• [Aim]
Return the entries below verbatim. Pictures stay out.
-*-
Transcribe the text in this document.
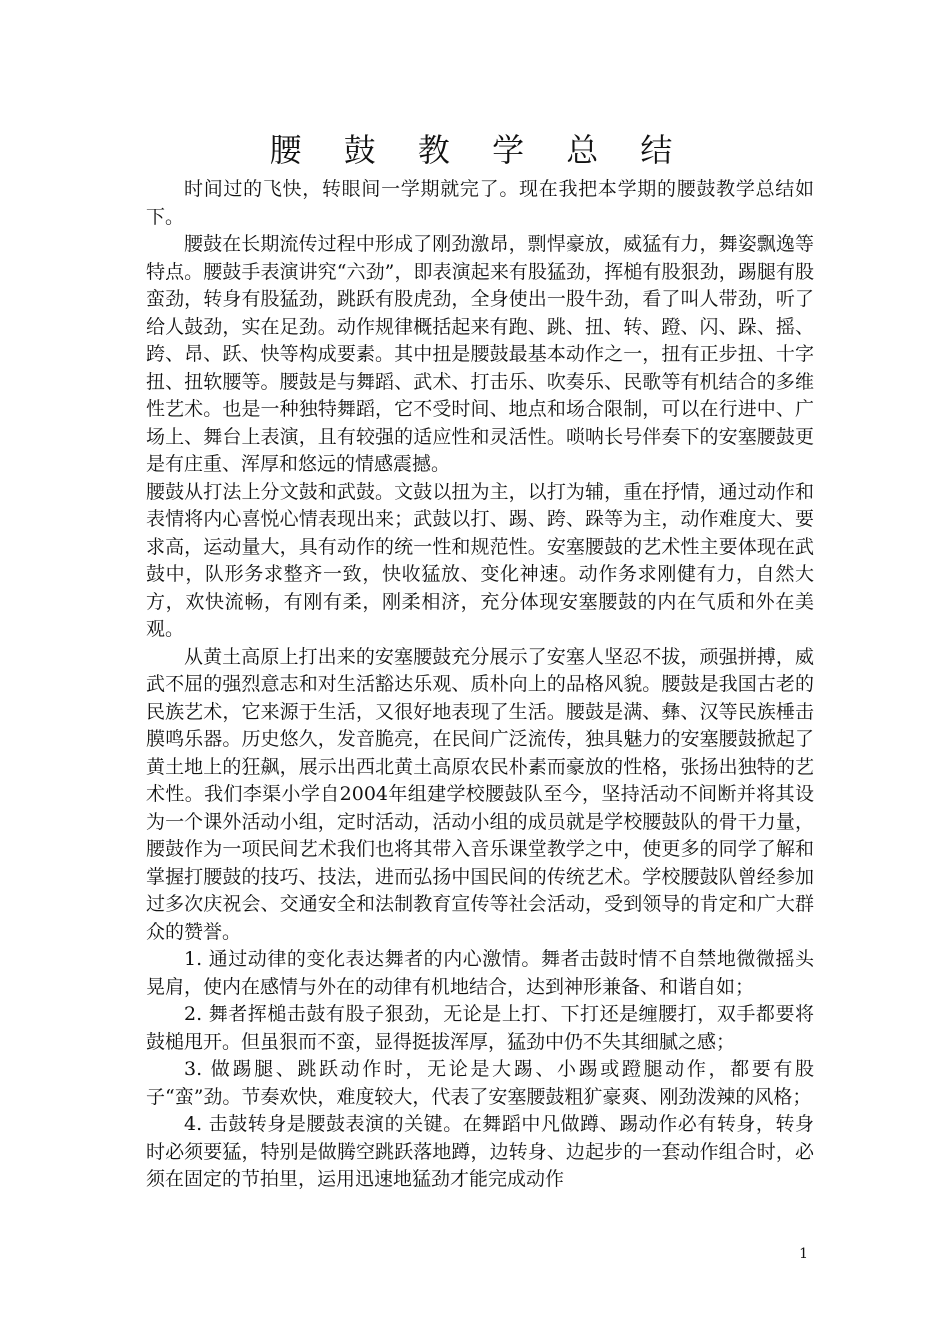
腰 鼓 教 学 总 结

时间过的飞快，转眼间一学期就完了。现在我把本学期的腰鼓教学总结如下。

腰鼓在长期流传过程中形成了刚劲激昂，剽悍豪放，威猛有力，舞姿飘逸等特点。腰鼓手表演讲究“六劲”，即表演起来有股猛劲，挥槌有股狠劲，踢腿有股蛮劲，转身有股猛劲，跳跃有股虎劲，全身使出一股牛劲，看了叫人带劲，听了给人鼓劲，实在足劲。动作规律概括起来有跑、跳、扭、转、蹬、闪、跺、摇、跨、昂、跃、快等构成要素。其中扭是腰鼓最基本动作之一，扭有正步扭、十字扭、扭软腰等。腰鼓是与舞蹈、武术、打击乐、吹奏乐、民歌等有机结合的多维性艺术。也是一种独特舞蹈，它不受时间、地点和场合限制，可以在行进中、广场上、舞台上表演，且有较强的适应性和灵活性。唢呐长号伴奏下的安塞腰鼓更是有庄重、浑厚和悠远的情感震撼。

腰鼓从打法上分文鼓和武鼓。文鼓以扭为主，以打为辅，重在抒情，通过动作和表情将内心喜悦心情表现出来；武鼓以打、踢、跨、跺等为主，动作难度大、要求高，运动量大，具有动作的统一性和规范性。安塞腰鼓的艺术性主要体现在武鼓中，队形务求整齐一致，快收猛放、变化神速。动作务求刚健有力，自然大方，欢快流畅，有刚有柔，刚柔相济，充分体现安塞腰鼓的内在气质和外在美观。

从黄土高原上打出来的安塞腰鼓充分展示了安塞人坚忍不拔，顽强拼搏，威武不屈的强烈意志和对生活豁达乐观、质朴向上的品格风貌。腰鼓是我国古老的民族艺术，它来源于生活，又很好地表现了生活。腰鼓是满、彝、汉等民族棰击膜鸣乐器。历史悠久，发音脆亮，在民间广泛流传，独具魅力的安塞腰鼓掀起了黄土地上的狂飙，展示出西北黄土高原农民朴素而豪放的性格，张扬出独特的艺术性。我们李渠小学自2004年组建学校腰鼓队至今，坚持活动不间断并将其设为一个课外活动小组，定时活动，活动小组的成员就是学校腰鼓队的骨干力量，腰鼓作为一项民间艺术我们也将其带入音乐课堂教学之中，使更多的同学了解和掌握打腰鼓的技巧、技法，进而弘扬中国民间的传统艺术。学校腰鼓队曾经参加过多次庆祝会、交通安全和法制教育宣传等社会活动，受到领导的肯定和广大群众的赞誉。

1. 通过动律的变化表达舞者的内心激情。舞者击鼓时情不自禁地微微摇头晃肩，使内在感情与外在的动律有机地结合，达到神形兼备、和谐自如；

2. 舞者挥槌击鼓有股子狠劲，无论是上打、下打还是缠腰打，双手都要将鼓槌甩开。但虽狠而不蛮，显得挺拔浑厚，猛劲中仍不失其细腻之感；

3. 做踢腿、跳跃动作时，无论是大踢、小踢或蹬腿动作，都要有股子“蛮”劲。节奏欢快，难度较大，代表了安塞腰鼓粗犷豪爽、刚劲泼辣的风格；

4. 击鼓转身是腰鼓表演的关键。在舞蹈中凡做蹲、踢动作必有转身，转身时必须要猛，特别是做腾空跳跃落地蹲，边转身、边起步的一套动作组合时，必须在固定的节拍里，运用迅速地猛劲才能完成动作

1
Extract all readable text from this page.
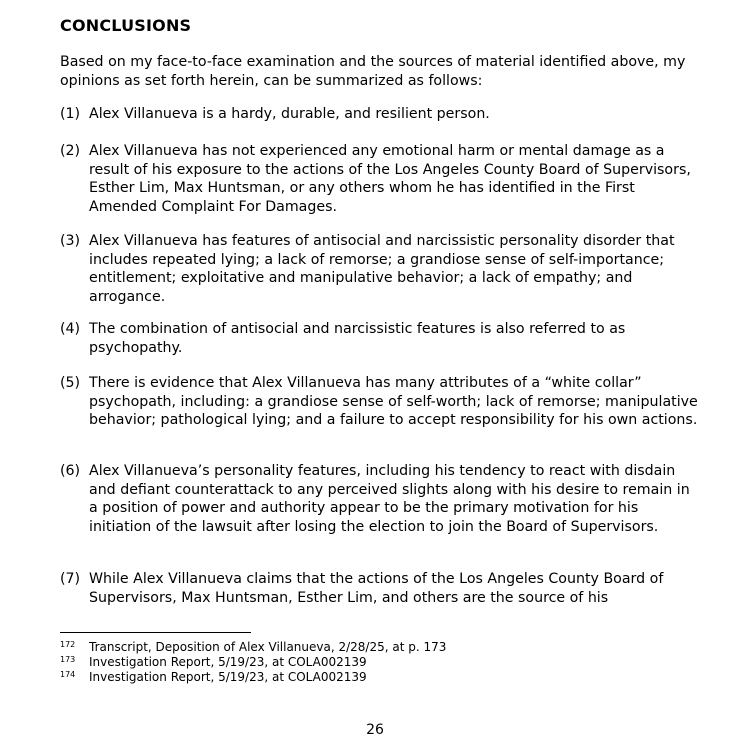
CONCLUSIONS

Based on my face-to-face examination and the sources of material identified above, my opinions as set forth herein, can be summarized as follows:

(1) Alex Villanueva is a hardy, durable, and resilient person.
(2) Alex Villanueva has not experienced any emotional harm or mental damage as a result of his exposure to the actions of the Los Angeles County Board of Supervisors, Esther Lim, Max Huntsman, or any others whom he has identified in the First Amended Complaint For Damages.
(3) Alex Villanueva has features of antisocial and narcissistic personality disorder that includes repeated lying; a lack of remorse; a grandiose sense of self-importance; entitlement; exploitative and manipulative behavior; a lack of empathy; and arrogance.
(4) The combination of antisocial and narcissistic features is also referred to as psychopathy.
(5) There is evidence that Alex Villanueva has many attributes of a “white collar” psychopath, including: a grandiose sense of self-worth; lack of remorse; manipulative behavior; pathological lying; and a failure to accept responsibility for his own actions.
(6) Alex Villanueva’s personality features, including his tendency to react with disdain and defiant counterattack to any perceived slights along with his desire to remain in a position of power and authority appear to be the primary motivation for his initiation of the lawsuit after losing the election to join the Board of Supervisors.
(7) While Alex Villanueva claims that the actions of the Los Angeles County Board of Supervisors, Max Huntsman, Esther Lim, and others are the source of his

$^{172}$ Transcript, Deposition of Alex Villanueva, 2/28/25, at p. 173

$^{173}$ Investigation Report, 5/19/23, at COLA002139

$^{174}$ Investigation Report, 5/19/23, at COLA002139

26
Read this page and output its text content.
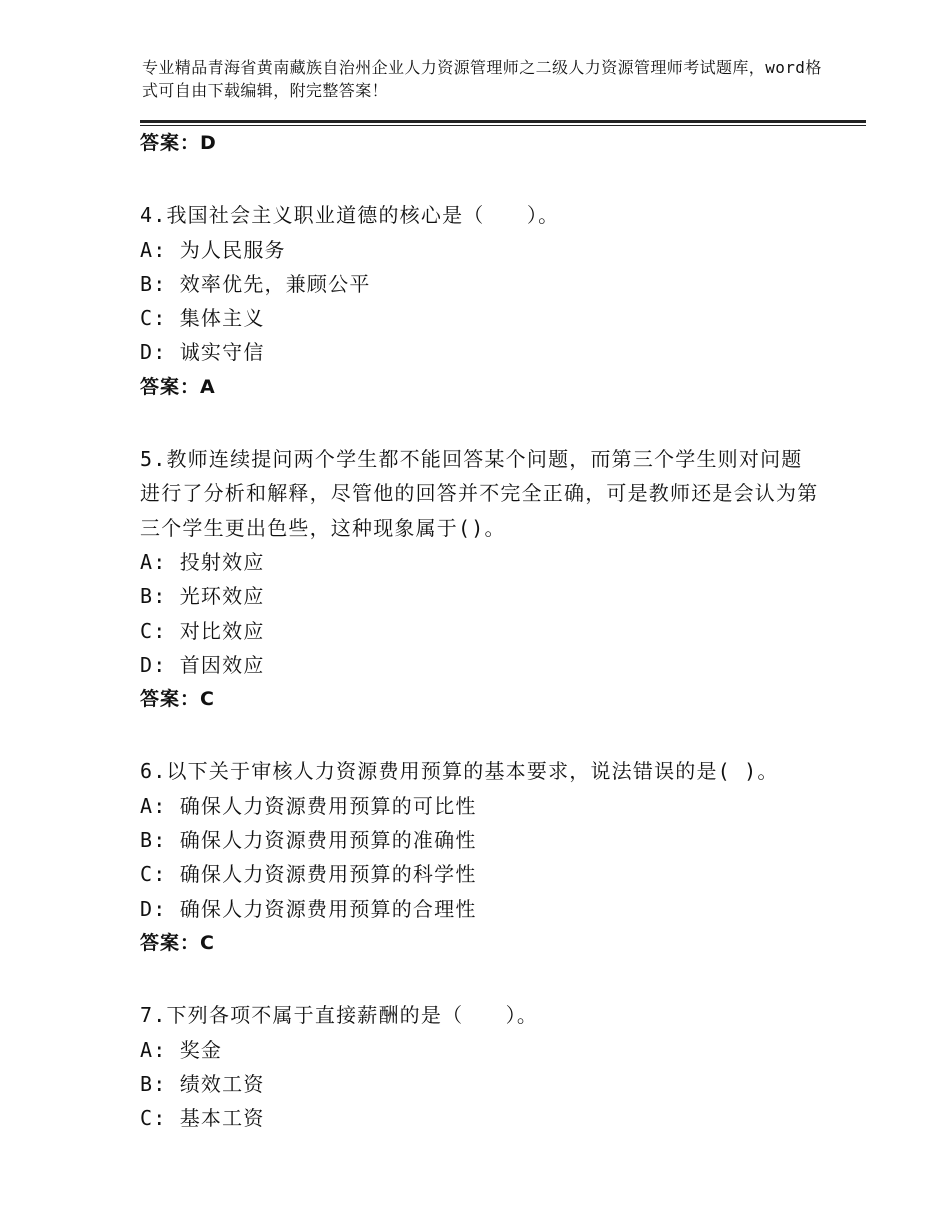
专业精品青海省黄南藏族自治州企业人力资源管理师之二级人力资源管理师考试题库，word格式可自由下载编辑，附完整答案！
答案：D
4.我国社会主义职业道德的核心是（　　）。
A: 为人民服务
B: 效率优先，兼顾公平
C: 集体主义
D: 诚实守信
答案：A
5.教师连续提问两个学生都不能回答某个问题，而第三个学生则对问题进行了分析和解释，尽管他的回答并不完全正确，可是教师还是会认为第三个学生更出色些，这种现象属于()。
A: 投射效应
B: 光环效应
C: 对比效应
D: 首因效应
答案：C
6.以下关于审核人力资源费用预算的基本要求，说法错误的是( )。
A: 确保人力资源费用预算的可比性
B: 确保人力资源费用预算的准确性
C: 确保人力资源费用预算的科学性
D: 确保人力资源费用预算的合理性
答案：C
7.下列各项不属于直接薪酬的是（　　）。
A: 奖金
B: 绩效工资
C: 基本工资
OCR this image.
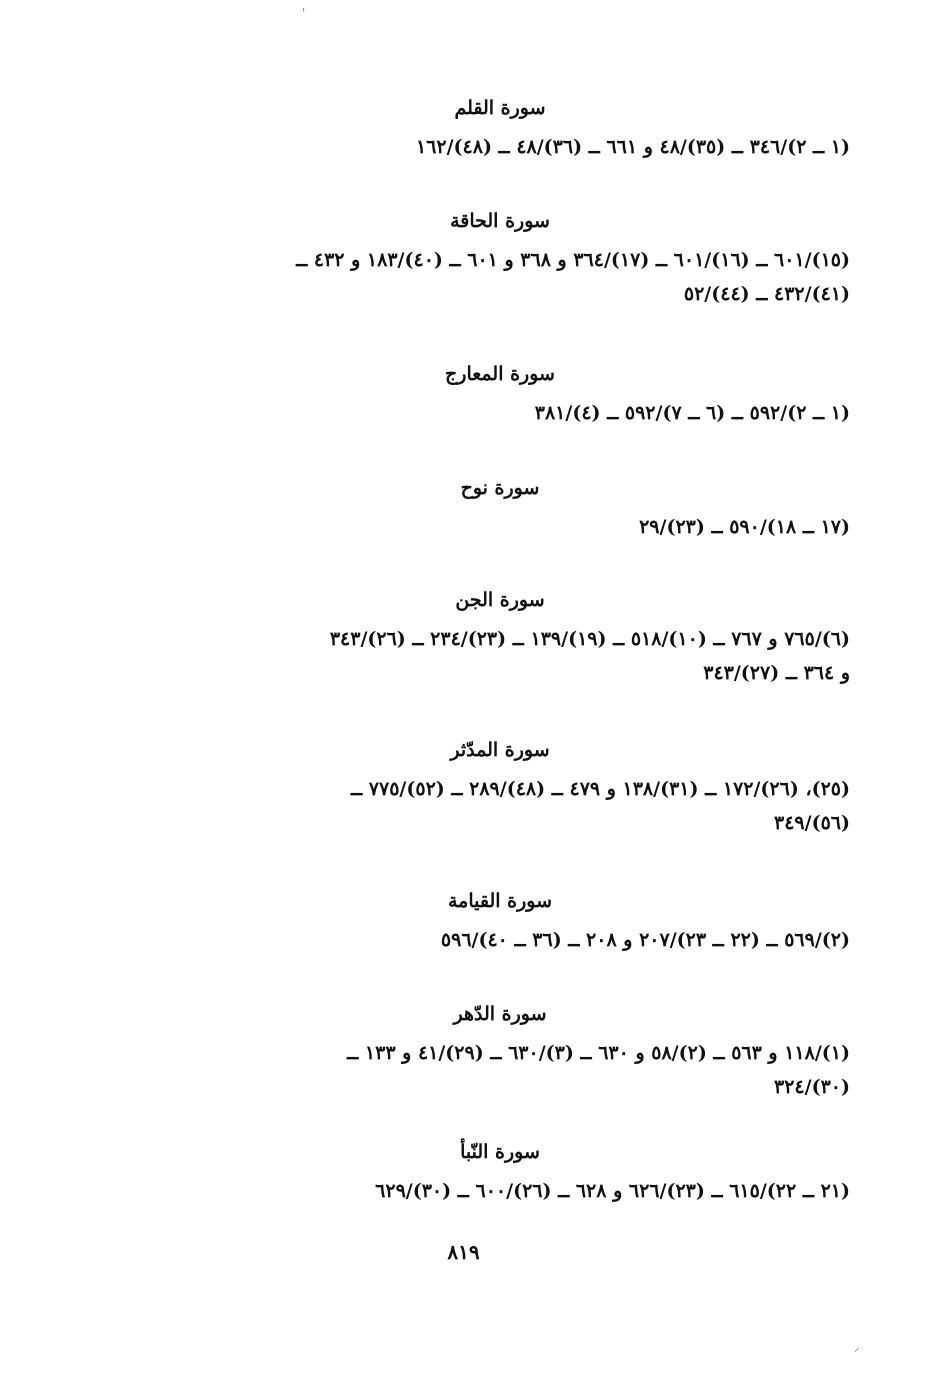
سورة القلم

(١ ــ ٢)/٣٤٦ ــ (٣٥)/٤٨ و ٦٦١ ــ (٣٦)/٤٨ ــ (٤٨)/١٦٢

سورة الحاقة

(١٥)/٦٠١ ــ (١٦)/٦٠١ ــ (١٧)/٣٦٤ و ٣٦٨ و ٦٠١ ــ (٤٠)/١٨٣ و ٤٣٢ ــ

(٤١)/٤٣٢ ــ (٤٤)/٥٢

سورة المعارج

(١ ــ ٢)/٥٩٢ ــ (٦ ــ ٧)/٥٩٢ ــ (٤)/٣٨١

سورة نوح

(١٧ ــ ١٨)/٥٩٠ ــ (٢٣)/٢٩

سورة الجن

(٦)/٧٦٥ و ٧٦٧ ــ (١٠)/٥١٨ ــ (١٩)/١٣٩ ــ (٢٣)/٢٣٤ ــ (٢٦)/٣٤٣

و ٣٦٤ ــ (٢٧)/٣٤٣

سورة المدّثر

(٢٥)، (٢٦)/١٧٢ ــ (٣١)/١٣٨ و ٤٧٩ ــ (٤٨)/٢٨٩ ــ (٥٢)/٧٧٥ ــ

(٥٦)/٣٤٩

سورة القيامة

(٢)/٥٦٩ ــ (٢٢ ــ ٢٣)/٢٠٧ و ٢٠٨ ــ (٣٦ ــ ٤٠)/٥٩٦

سورة الدّهر

(١)/١١٨ و ٥٦٣ ــ (٢)/٥٨ و ٦٣٠ ــ (٣)/٦٣٠ ــ (٢٩)/٤١ و ١٣٣ ــ

(٣٠)/٣٢٤

سورة النّبأ

(٢١ ــ ٢٢)/٦١٥ ــ (٢٣)/٦٢٦ و ٦٢٨ ــ (٢٦)/٦٠٠ ــ (٣٠)/٦٢٩

٨١٩
'
⸝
-*-
• [Response to this task]
Transcribe the text in this document.
腰 鼓 教 学 总 结

时间过的飞快，转眼间一学期就完了。现在我把本学期的腰鼓教学总结如下。

腰鼓在长期流传过程中形成了刚劲激昂，剽悍豪放，威猛有力，舞姿飘逸等特点。腰鼓手表演讲究“六劲”，即表演起来有股猛劲，挥槌有股狠劲，踢腿有股蛮劲，转身有股猛劲，跳跃有股虎劲，全身使出一股牛劲，看了叫人带劲，听了给人鼓劲，实在足劲。动作规律概括起来有跑、跳、扭、转、蹬、闪、跺、摇、跨、昂、跃、快等构成要素。其中扭是腰鼓最基本动作之一，扭有正步扭、十字扭、扭软腰等。腰鼓是与舞蹈、武术、打击乐、吹奏乐、民歌等有机结合的多维性艺术。也是一种独特舞蹈，它不受时间、地点和场合限制，可以在行进中、广场上、舞台上表演，且有较强的适应性和灵活性。唢呐长号伴奏下的安塞腰鼓更是有庄重、浑厚和悠远的情感震撼。

腰鼓从打法上分文鼓和武鼓。文鼓以扭为主，以打为辅，重在抒情，通过动作和表情将内心喜悦心情表现出来；武鼓以打、踢、跨、跺等为主，动作难度大、要求高，运动量大，具有动作的统一性和规范性。安塞腰鼓的艺术性主要体现在武鼓中，队形务求整齐一致，快收猛放、变化神速。动作务求刚健有力，自然大方，欢快流畅，有刚有柔，刚柔相济，充分体现安塞腰鼓的内在气质和外在美观。

从黄土高原上打出来的安塞腰鼓充分展示了安塞人坚忍不拔，顽强拼搏，威武不屈的强烈意志和对生活豁达乐观、质朴向上的品格风貌。腰鼓是我国古老的民族艺术，它来源于生活，又很好地表现了生活。腰鼓是满、彝、汉等民族棰击膜鸣乐器。历史悠久，发音脆亮，在民间广泛流传，独具魅力的安塞腰鼓掀起了黄土地上的狂飙，展示出西北黄土高原农民朴素而豪放的性格，张扬出独特的艺术性。我们李渠小学自2004年组建学校腰鼓队至今，坚持活动不间断并将其设为一个课外活动小组，定时活动，活动小组的成员就是学校腰鼓队的骨干力量，腰鼓作为一项民间艺术我们也将其带入音乐课堂教学之中，使更多的同学了解和掌握打腰鼓的技巧、技法，进而弘扬中国民间的传统艺术。学校腰鼓队曾经参加过多次庆祝会、交通安全和法制教育宣传等社会活动，受到领导的肯定和广大群众的赞誉。

1. 通过动律的变化表达舞者的内心激情。舞者击鼓时情不自禁地微微摇头晃肩，使内在感情与外在的动律有机地结合，达到神形兼备、和谐自如；

2. 舞者挥槌击鼓有股子狠劲，无论是上打、下打还是缠腰打，双手都要将鼓槌甩开。但虽狠而不蛮，显得挺拔浑厚，猛劲中仍不失其细腻之感；

3. 做踢腿、跳跃动作时，无论是大踢、小踢或蹬腿动作，都要有股子“蛮”劲。节奏欢快，难度较大，代表了安塞腰鼓粗犷豪爽、刚劲泼辣的风格；

4. 击鼓转身是腰鼓表演的关键。在舞蹈中凡做蹲、踢动作必有转身，转身时必须要猛，特别是做腾空跳跃落地蹲，边转身、边起步的一套动作组合时，必须在固定的节拍里，运用迅速地猛劲才能完成动作

1
Extract all readable text from this page.
CONCLUSIONS

Based on my face-to-face examination and the sources of material identified above, my opinions as set forth herein, can be summarized as follows:

(1) Alex Villanueva is a hardy, durable, and resilient person.
(2) Alex Villanueva has not experienced any emotional harm or mental damage as a result of his exposure to the actions of the Los Angeles County Board of Supervisors, Esther Lim, Max Huntsman, or any others whom he has identified in the First Amended Complaint For Damages.
(3) Alex Villanueva has features of antisocial and narcissistic personality disorder that includes repeated lying; a lack of remorse; a grandiose sense of self-importance; entitlement; exploitative and manipulative behavior; a lack of empathy; and arrogance.
(4) The combination of antisocial and narcissistic features is also referred to as psychopathy.
(5) There is evidence that Alex Villanueva has many attributes of a “white collar” psychopath, including: a grandiose sense of self-worth; lack of remorse; manipulative behavior; pathological lying; and a failure to accept responsibility for his own actions.
(6) Alex Villanueva’s personality features, including his tendency to react with disdain and defiant counterattack to any perceived slights along with his desire to remain in a position of power and authority appear to be the primary motivation for his initiation of the lawsuit after losing the election to join the Board of Supervisors.
(7) While Alex Villanueva claims that the actions of the Los Angeles County Board of Supervisors, Max Huntsman, Esther Lim, and others are the source of his

$^{172}$ Transcript, Deposition of Alex Villanueva, 2/28/25, at p. 173

$^{173}$ Investigation Report, 5/19/23, at COLA002139

$^{174}$ Investigation Report, 5/19/23, at COLA002139

26
Read this page and output its text content.
专业精品青海省黄南藏族自治州企业人力资源管理师之二级人力资源管理师考试题库，word格式可自由下载编辑，附完整答案！
答案：D
4.我国社会主义职业道德的核心是（　　）。
A: 为人民服务
B: 效率优先，兼顾公平
C: 集体主义
D: 诚实守信
答案：A
5.教师连续提问两个学生都不能回答某个问题，而第三个学生则对问题进行了分析和解释，尽管他的回答并不完全正确，可是教师还是会认为第三个学生更出色些，这种现象属于()。
A: 投射效应
B: 光环效应
C: 对比效应
D: 首因效应
答案：C
6.以下关于审核人力资源费用预算的基本要求，说法错误的是( )。
A: 确保人力资源费用预算的可比性
B: 确保人力资源费用预算的准确性
C: 确保人力资源费用预算的科学性
D: 确保人力资源费用预算的合理性
答案：C
7.下列各项不属于直接薪酬的是（　　）。
A: 奖金
B: 绩效工资
C: 基本工资
OCR this image.
سورة القلم

(١ ــ ٢)/٣٤٦ ــ (٣٥)/٤٨ و ٦٦١ ــ (٣٦)/٤٨ ــ (٤٨)/١٦٢

سورة الحاقة

(١٥)/٦٠١ ــ (١٦)/٦٠١ ــ (١٧)/٣٦٤ و ٣٦٨ و ٦٠١ ــ (٤٠)/١٨٣ و ٤٣٢ ــ

(٤١)/٤٣٢ ــ (٤٤)/٥٢

سورة المعارج

(١ ــ ٢)/٥٩٢ ــ (٦ ــ ٧)/٥٩٢ ــ (٤)/٣٨١

سورة نوح

(١٧ ــ ١٨)/٥٩٠ ــ (٢٣)/٢٩

سورة الجن

(٦)/٧٦٥ و ٧٦٧ ــ (١٠)/٥١٨ ــ (١٩)/١٣٩ ــ (٢٣)/٢٣٤ ــ (٢٦)/٣٤٣

و ٣٦٤ ــ (٢٧)/٣٤٣

سورة المدّثر

(٢٥)، (٢٦)/١٧٢ ــ (٣١)/١٣٨ و ٤٧٩ ــ (٤٨)/٢٨٩ ــ (٥٢)/٧٧٥ ــ

(٥٦)/٣٤٩

سورة القيامة

(٢)/٥٦٩ ــ (٢٢ ــ ٢٣)/٢٠٧ و ٢٠٨ ــ (٣٦ ــ ٤٠)/٥٩٦

سورة الدّهر

(١)/١١٨ و ٥٦٣ ــ (٢)/٥٨ و ٦٣٠ ــ (٣)/٦٣٠ ــ (٢٩)/٤١ و ١٣٣ ــ

(٣٠)/٣٢٤

سورة النّبأ

(٢١ ــ ٢٢)/٦١٥ ــ (٢٣)/٦٢٦ و ٦٢٨ ــ (٢٦)/٦٠٠ ــ (٣٠)/٦٢٩

٨١٩
'
⸝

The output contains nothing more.